» INPUT:
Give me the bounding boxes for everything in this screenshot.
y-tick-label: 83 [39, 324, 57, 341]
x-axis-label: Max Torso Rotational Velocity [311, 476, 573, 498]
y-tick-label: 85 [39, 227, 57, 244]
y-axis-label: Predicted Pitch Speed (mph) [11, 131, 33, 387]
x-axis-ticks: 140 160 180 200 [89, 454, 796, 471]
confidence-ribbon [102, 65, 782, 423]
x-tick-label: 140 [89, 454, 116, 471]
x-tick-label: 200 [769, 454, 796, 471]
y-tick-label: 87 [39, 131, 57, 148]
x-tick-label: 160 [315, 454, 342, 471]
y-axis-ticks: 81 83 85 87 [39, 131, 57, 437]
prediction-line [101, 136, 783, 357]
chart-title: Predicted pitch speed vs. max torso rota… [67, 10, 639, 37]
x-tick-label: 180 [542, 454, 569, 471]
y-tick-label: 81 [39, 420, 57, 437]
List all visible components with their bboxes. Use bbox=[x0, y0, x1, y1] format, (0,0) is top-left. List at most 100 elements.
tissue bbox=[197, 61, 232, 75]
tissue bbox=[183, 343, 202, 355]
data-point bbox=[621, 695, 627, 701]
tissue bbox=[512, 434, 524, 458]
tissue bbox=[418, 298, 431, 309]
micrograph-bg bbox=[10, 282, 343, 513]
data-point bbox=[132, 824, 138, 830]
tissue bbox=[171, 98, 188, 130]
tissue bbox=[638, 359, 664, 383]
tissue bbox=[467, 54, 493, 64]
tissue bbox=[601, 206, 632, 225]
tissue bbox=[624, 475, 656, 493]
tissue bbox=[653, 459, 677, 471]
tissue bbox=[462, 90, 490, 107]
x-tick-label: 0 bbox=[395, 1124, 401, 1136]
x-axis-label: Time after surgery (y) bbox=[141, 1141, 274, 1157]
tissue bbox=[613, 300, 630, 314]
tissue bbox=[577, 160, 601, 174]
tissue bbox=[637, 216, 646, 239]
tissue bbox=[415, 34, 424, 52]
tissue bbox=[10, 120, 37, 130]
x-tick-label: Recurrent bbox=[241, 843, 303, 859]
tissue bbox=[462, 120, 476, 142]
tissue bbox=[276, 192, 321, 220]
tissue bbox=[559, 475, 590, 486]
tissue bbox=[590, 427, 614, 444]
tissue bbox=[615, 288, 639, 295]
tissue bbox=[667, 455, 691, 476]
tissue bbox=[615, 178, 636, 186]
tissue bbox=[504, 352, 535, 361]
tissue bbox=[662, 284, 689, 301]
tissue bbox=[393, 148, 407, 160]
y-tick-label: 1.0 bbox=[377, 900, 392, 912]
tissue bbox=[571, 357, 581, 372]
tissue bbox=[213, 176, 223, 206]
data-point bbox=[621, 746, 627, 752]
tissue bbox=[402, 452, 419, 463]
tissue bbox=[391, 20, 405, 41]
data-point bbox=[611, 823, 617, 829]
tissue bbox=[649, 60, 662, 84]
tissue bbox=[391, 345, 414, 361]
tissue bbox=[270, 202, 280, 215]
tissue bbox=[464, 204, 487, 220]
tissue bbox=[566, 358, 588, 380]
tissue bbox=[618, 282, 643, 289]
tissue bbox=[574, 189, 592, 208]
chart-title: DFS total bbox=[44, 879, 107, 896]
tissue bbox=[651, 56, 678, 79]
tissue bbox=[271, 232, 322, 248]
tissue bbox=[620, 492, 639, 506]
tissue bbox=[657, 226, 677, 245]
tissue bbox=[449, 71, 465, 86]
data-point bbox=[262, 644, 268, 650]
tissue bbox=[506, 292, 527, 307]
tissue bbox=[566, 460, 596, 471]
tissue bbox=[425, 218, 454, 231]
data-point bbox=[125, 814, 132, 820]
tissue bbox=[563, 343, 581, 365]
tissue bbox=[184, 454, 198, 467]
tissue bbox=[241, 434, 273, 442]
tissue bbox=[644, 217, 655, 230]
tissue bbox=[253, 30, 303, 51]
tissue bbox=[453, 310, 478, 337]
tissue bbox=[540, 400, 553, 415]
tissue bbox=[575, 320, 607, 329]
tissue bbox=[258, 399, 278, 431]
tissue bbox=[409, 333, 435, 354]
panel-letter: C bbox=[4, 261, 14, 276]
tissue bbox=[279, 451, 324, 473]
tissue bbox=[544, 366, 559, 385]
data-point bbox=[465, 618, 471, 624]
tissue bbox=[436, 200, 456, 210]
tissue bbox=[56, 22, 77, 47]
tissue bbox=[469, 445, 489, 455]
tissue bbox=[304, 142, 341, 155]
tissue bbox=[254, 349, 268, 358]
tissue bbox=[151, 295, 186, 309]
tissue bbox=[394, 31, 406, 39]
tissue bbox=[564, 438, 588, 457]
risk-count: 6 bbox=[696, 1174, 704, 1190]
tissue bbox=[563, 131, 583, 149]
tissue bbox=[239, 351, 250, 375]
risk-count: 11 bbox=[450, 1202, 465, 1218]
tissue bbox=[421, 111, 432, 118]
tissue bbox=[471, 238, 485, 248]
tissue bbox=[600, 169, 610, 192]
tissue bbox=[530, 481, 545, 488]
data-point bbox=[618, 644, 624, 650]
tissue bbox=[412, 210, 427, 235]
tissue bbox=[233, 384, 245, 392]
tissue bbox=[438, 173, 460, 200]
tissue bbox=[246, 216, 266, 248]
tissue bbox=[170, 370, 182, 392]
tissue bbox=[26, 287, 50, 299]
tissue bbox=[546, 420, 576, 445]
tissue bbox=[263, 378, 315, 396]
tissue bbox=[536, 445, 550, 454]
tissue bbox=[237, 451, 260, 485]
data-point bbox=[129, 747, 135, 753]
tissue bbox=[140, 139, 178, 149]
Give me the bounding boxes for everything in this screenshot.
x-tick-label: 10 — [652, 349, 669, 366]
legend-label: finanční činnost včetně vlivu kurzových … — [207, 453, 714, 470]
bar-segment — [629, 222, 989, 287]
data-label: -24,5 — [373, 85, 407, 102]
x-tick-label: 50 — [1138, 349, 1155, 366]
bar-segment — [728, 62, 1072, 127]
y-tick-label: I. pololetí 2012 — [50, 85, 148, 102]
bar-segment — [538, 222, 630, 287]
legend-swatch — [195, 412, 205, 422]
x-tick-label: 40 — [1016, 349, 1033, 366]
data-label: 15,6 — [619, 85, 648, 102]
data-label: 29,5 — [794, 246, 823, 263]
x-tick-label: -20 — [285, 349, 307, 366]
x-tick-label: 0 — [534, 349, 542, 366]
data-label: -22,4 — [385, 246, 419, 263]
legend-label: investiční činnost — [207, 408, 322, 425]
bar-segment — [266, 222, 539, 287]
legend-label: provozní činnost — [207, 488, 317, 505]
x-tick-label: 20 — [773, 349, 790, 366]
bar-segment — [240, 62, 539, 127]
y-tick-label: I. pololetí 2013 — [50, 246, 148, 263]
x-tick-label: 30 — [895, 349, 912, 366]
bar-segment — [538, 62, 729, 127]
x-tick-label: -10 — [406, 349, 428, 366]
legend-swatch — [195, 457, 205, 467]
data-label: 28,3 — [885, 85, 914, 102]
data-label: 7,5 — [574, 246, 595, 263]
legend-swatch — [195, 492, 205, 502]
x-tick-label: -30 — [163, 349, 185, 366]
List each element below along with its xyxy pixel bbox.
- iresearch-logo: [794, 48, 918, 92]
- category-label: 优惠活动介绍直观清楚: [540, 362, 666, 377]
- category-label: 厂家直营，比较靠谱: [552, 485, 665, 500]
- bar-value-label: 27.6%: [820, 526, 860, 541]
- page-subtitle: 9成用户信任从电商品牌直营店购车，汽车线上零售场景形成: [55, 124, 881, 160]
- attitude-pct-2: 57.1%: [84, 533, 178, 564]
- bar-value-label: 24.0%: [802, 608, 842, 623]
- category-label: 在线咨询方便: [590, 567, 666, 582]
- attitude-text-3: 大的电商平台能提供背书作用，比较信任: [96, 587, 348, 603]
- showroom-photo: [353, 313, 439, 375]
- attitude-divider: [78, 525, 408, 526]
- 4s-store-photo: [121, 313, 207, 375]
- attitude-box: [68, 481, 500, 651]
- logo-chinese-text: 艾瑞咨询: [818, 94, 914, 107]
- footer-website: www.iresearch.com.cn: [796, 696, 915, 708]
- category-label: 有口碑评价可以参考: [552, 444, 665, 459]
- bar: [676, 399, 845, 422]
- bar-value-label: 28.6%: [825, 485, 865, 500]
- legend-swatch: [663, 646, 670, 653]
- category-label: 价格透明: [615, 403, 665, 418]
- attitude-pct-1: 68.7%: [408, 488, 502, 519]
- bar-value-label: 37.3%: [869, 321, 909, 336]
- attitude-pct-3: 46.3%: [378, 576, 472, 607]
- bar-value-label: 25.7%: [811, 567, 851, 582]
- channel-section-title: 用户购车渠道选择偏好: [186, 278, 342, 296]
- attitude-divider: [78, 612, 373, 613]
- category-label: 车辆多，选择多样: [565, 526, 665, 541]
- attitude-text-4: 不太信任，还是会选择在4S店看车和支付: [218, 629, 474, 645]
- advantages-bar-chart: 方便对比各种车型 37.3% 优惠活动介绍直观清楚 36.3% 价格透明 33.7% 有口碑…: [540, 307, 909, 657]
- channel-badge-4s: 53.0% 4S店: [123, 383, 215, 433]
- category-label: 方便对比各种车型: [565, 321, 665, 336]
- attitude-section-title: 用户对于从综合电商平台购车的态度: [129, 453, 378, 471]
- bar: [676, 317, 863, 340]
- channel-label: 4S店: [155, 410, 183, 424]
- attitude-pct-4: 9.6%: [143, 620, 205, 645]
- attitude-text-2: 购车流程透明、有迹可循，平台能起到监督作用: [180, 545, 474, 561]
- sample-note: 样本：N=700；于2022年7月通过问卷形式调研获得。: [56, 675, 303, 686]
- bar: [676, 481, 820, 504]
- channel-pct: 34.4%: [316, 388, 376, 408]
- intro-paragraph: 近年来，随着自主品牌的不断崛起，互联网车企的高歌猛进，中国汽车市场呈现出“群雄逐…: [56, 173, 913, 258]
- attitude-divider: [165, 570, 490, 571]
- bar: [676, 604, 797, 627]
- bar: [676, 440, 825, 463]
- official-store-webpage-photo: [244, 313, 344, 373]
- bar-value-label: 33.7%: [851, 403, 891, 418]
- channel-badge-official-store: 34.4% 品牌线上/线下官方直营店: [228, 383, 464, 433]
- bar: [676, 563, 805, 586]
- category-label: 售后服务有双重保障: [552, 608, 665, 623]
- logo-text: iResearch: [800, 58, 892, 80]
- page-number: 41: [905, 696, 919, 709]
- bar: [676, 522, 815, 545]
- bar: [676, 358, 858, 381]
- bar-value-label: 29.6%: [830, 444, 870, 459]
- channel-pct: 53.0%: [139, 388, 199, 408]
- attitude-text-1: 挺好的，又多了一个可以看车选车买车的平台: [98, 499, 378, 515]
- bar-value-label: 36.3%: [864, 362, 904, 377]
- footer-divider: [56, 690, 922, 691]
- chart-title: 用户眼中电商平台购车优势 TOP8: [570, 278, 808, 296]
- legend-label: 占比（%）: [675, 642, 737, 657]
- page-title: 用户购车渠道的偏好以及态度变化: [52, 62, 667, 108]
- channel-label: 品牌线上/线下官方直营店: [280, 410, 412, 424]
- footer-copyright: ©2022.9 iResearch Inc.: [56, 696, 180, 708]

» WHAT YOU HAVE TO DO:
Turn everything in the listing above, from its first line down to the line containing "micrograph-bg bbox=[10, 282, 343, 513]" (both included), into a numbered list, omitting any blank lines.

» PROBLEM SOLUTION:
1. Give me the bounding boxes for everything in this screenshot.
2. y-tick-label: 83 [39, 324, 57, 341]
3. x-axis-label: Max Torso Rotational Velocity [311, 476, 573, 498]
4. y-tick-label: 85 [39, 227, 57, 244]
5. y-axis-label: Predicted Pitch Speed (mph) [11, 131, 33, 387]
6. x-axis-ticks: 140 160 180 200 [89, 454, 796, 471]
7. confidence-ribbon [102, 65, 782, 423]
8. x-tick-label: 140 [89, 454, 116, 471]
9. x-tick-label: 200 [769, 454, 796, 471]
10. y-tick-label: 87 [39, 131, 57, 148]
11. x-tick-label: 160 [315, 454, 342, 471]
12. y-axis-ticks: 81 83 85 87 [39, 131, 57, 437]
13. prediction-line [101, 136, 783, 357]
14. chart-title: Predicted pitch speed vs. max torso rota… [67, 10, 639, 37]
15. x-tick-label: 180 [542, 454, 569, 471]
16. y-tick-label: 81 [39, 420, 57, 437]
17. List all visible components with their bboxes. Use bbox=[x0, y0, x1, y1] format, (0,0) is top-left. List at most 100 elements.
18. tissue bbox=[197, 61, 232, 75]
19. tissue bbox=[183, 343, 202, 355]
20. data-point bbox=[621, 695, 627, 701]
21. tissue bbox=[512, 434, 524, 458]
22. tissue bbox=[418, 298, 431, 309]
23. micrograph-bg bbox=[10, 282, 343, 513]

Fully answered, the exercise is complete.